(Excerpts from a figure dataset)

◇ ◇ ◇ ◇ ◇

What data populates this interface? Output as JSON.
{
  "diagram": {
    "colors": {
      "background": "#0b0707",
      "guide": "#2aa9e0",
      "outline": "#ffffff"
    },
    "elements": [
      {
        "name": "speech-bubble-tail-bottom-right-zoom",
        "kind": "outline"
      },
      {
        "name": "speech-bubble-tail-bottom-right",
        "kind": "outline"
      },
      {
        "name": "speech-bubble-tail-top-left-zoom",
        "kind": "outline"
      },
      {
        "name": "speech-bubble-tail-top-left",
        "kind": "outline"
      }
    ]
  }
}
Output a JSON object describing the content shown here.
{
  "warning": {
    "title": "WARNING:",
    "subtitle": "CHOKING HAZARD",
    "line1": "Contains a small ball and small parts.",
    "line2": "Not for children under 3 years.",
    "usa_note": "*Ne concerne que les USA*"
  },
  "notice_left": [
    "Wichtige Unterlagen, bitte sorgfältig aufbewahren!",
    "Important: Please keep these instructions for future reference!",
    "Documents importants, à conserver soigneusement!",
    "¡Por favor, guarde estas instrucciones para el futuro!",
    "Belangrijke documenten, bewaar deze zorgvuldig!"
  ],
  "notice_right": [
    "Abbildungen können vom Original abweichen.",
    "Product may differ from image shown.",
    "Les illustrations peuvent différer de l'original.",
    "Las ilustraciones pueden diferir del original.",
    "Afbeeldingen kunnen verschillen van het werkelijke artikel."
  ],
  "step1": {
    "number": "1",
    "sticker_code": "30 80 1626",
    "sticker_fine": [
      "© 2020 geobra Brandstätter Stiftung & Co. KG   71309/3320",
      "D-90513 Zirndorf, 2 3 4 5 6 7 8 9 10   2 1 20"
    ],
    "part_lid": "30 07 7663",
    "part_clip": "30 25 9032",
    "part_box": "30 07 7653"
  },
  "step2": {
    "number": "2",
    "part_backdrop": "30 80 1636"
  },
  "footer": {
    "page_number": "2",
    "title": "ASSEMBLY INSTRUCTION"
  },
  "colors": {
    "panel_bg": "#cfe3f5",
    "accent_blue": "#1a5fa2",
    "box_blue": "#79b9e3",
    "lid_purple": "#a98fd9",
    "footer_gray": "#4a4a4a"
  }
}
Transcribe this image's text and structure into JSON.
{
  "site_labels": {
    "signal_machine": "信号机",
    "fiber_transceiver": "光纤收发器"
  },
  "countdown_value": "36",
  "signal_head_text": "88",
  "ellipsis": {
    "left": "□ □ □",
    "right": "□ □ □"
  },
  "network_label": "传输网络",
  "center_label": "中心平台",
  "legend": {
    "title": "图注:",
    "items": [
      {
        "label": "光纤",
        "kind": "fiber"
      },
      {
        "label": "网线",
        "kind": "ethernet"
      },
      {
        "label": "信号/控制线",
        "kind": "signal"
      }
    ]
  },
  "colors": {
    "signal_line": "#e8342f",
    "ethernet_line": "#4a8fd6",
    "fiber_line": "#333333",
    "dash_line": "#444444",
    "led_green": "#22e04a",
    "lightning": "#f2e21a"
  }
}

◇ ◇ ◇ ◇ ◇

**Task objective**
Print every record exactly as it was given.

**Final answer**
What data populates this interface? Output as JSON.
{
  "diagram": {
    "colors": {
      "background": "#0b0707",
      "guide": "#2aa9e0",
      "outline": "#ffffff"
    },
    "elements": [
      {
        "name": "speech-bubble-tail-bottom-right-zoom",
        "kind": "outline"
      },
      {
        "name": "speech-bubble-tail-bottom-right",
        "kind": "outline"
      },
      {
        "name": "speech-bubble-tail-top-left-zoom",
        "kind": "outline"
      },
      {
        "name": "speech-bubble-tail-top-left",
        "kind": "outline"
      }
    ]
  }
}
Output a JSON object describing the content shown here.
{
  "warning": {
    "title": "WARNING:",
    "subtitle": "CHOKING HAZARD",
    "line1": "Contains a small ball and small parts.",
    "line2": "Not for children under 3 years.",
    "usa_note": "*Ne concerne que les USA*"
  },
  "notice_left": [
    "Wichtige Unterlagen, bitte sorgfältig aufbewahren!",
    "Important: Please keep these instructions for future reference!",
    "Documents importants, à conserver soigneusement!",
    "¡Por favor, guarde estas instrucciones para el futuro!",
    "Belangrijke documenten, bewaar deze zorgvuldig!"
  ],
  "notice_right": [
    "Abbildungen können vom Original abweichen.",
    "Product may differ from image shown.",
    "Les illustrations peuvent différer de l'original.",
    "Las ilustraciones pueden diferir del original.",
    "Afbeeldingen kunnen verschillen van het werkelijke artikel."
  ],
  "step1": {
    "number": "1",
    "sticker_code": "30 80 1626",
    "sticker_fine": [
      "© 2020 geobra Brandstätter Stiftung & Co. KG   71309/3320",
      "D-90513 Zirndorf, 2 3 4 5 6 7 8 9 10   2 1 20"
    ],
    "part_lid": "30 07 7663",
    "part_clip": "30 25 9032",
    "part_box": "30 07 7653"
  },
  "step2": {
    "number": "2",
    "part_backdrop": "30 80 1636"
  },
  "footer": {
    "page_number": "2",
    "title": "ASSEMBLY INSTRUCTION"
  },
  "colors": {
    "panel_bg": "#cfe3f5",
    "accent_blue": "#1a5fa2",
    "box_blue": "#79b9e3",
    "lid_purple": "#a98fd9",
    "footer_gray": "#4a4a4a"
  }
}
Transcribe this image's text and structure into JSON.
{
  "site_labels": {
    "signal_machine": "信号机",
    "fiber_transceiver": "光纤收发器"
  },
  "countdown_value": "36",
  "signal_head_text": "88",
  "ellipsis": {
    "left": "□ □ □",
    "right": "□ □ □"
  },
  "network_label": "传输网络",
  "center_label": "中心平台",
  "legend": {
    "title": "图注:",
    "items": [
      {
        "label": "光纤",
        "kind": "fiber"
      },
      {
        "label": "网线",
        "kind": "ethernet"
      },
      {
        "label": "信号/控制线",
        "kind": "signal"
      }
    ]
  },
  "colors": {
    "signal_line": "#e8342f",
    "ethernet_line": "#4a8fd6",
    "fiber_line": "#333333",
    "dash_line": "#444444",
    "led_green": "#22e04a",
    "lightning": "#f2e21a"
  }
}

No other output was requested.